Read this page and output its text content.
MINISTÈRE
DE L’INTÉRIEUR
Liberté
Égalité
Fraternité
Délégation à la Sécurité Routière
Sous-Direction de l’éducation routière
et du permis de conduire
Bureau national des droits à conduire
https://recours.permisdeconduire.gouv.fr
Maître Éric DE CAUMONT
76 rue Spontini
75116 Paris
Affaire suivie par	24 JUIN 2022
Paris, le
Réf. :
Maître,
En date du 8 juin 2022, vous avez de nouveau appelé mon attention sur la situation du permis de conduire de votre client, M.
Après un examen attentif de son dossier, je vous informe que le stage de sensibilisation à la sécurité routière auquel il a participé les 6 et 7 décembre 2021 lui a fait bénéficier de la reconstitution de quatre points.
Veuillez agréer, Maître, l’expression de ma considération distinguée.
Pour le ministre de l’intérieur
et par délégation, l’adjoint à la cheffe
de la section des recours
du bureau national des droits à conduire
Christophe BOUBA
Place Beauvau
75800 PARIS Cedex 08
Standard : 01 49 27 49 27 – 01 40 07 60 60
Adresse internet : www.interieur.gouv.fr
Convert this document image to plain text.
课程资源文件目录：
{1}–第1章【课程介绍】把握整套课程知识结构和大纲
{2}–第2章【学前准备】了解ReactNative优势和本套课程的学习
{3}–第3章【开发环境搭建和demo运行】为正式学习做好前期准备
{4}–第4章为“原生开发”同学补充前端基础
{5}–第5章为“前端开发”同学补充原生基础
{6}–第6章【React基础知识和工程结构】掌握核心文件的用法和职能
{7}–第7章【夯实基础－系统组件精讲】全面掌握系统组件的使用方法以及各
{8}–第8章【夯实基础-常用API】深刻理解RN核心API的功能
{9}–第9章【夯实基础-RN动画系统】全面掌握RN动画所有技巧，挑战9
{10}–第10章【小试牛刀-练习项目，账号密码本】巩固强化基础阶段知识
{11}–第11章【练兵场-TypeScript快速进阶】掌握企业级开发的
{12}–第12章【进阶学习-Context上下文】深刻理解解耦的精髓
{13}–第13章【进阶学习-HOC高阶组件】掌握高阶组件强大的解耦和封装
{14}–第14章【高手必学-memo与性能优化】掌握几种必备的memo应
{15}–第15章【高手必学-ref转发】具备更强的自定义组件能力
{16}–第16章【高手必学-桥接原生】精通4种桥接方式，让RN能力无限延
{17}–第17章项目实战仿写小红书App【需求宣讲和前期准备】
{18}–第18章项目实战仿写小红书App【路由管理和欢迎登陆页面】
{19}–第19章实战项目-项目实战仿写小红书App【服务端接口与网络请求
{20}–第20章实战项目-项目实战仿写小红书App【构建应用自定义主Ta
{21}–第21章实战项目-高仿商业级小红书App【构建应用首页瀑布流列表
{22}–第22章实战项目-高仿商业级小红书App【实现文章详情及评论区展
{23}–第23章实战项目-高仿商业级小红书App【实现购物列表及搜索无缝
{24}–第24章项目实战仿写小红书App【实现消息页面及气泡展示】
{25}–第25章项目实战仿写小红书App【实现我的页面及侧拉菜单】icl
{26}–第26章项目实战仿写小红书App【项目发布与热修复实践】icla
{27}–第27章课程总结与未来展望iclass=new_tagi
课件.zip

Description of the task — Return the material exactly as it stands.

Task solution —
Read this page and output its text content.
MINISTÈRE
DE L’INTÉRIEUR
Liberté
Égalité
Fraternité
Délégation à la Sécurité Routière
Sous-Direction de l’éducation routière
et du permis de conduire
Bureau national des droits à conduire
https://recours.permisdeconduire.gouv.fr
Maître Éric DE CAUMONT
76 rue Spontini
75116 Paris
Affaire suivie par	24 JUIN 2022
Paris, le
Réf. :
Maître,
En date du 8 juin 2022, vous avez de nouveau appelé mon attention sur la situation du permis de conduire de votre client, M.
Après un examen attentif de son dossier, je vous informe que le stage de sensibilisation à la sécurité routière auquel il a participé les 6 et 7 décembre 2021 lui a fait bénéficier de la reconstitution de quatre points.
Veuillez agréer, Maître, l’expression de ma considération distinguée.
Pour le ministre de l’intérieur
et par délégation, l’adjoint à la cheffe
de la section des recours
du bureau national des droits à conduire
Christophe BOUBA
Place Beauvau
75800 PARIS Cedex 08
Standard : 01 49 27 49 27 – 01 40 07 60 60
Adresse internet : www.interieur.gouv.fr
Convert this document image to plain text.
课程资源文件目录：
{1}–第1章【课程介绍】把握整套课程知识结构和大纲
{2}–第2章【学前准备】了解ReactNative优势和本套课程的学习
{3}–第3章【开发环境搭建和demo运行】为正式学习做好前期准备
{4}–第4章为“原生开发”同学补充前端基础
{5}–第5章为“前端开发”同学补充原生基础
{6}–第6章【React基础知识和工程结构】掌握核心文件的用法和职能
{7}–第7章【夯实基础－系统组件精讲】全面掌握系统组件的使用方法以及各
{8}–第8章【夯实基础-常用API】深刻理解RN核心API的功能
{9}–第9章【夯实基础-RN动画系统】全面掌握RN动画所有技巧，挑战9
{10}–第10章【小试牛刀-练习项目，账号密码本】巩固强化基础阶段知识
{11}–第11章【练兵场-TypeScript快速进阶】掌握企业级开发的
{12}–第12章【进阶学习-Context上下文】深刻理解解耦的精髓
{13}–第13章【进阶学习-HOC高阶组件】掌握高阶组件强大的解耦和封装
{14}–第14章【高手必学-memo与性能优化】掌握几种必备的memo应
{15}–第15章【高手必学-ref转发】具备更强的自定义组件能力
{16}–第16章【高手必学-桥接原生】精通4种桥接方式，让RN能力无限延
{17}–第17章项目实战仿写小红书App【需求宣讲和前期准备】
{18}–第18章项目实战仿写小红书App【路由管理和欢迎登陆页面】
{19}–第19章实战项目-项目实战仿写小红书App【服务端接口与网络请求
{20}–第20章实战项目-项目实战仿写小红书App【构建应用自定义主Ta
{21}–第21章实战项目-高仿商业级小红书App【构建应用首页瀑布流列表
{22}–第22章实战项目-高仿商业级小红书App【实现文章详情及评论区展
{23}–第23章实战项目-高仿商业级小红书App【实现购物列表及搜索无缝
{24}–第24章项目实战仿写小红书App【实现消息页面及气泡展示】
{25}–第25章项目实战仿写小红书App【实现我的页面及侧拉菜单】icl
{26}–第26章项目实战仿写小红书App【项目发布与热修复实践】icla
{27}–第27章课程总结与未来展望iclass=new_tagi
课件.zip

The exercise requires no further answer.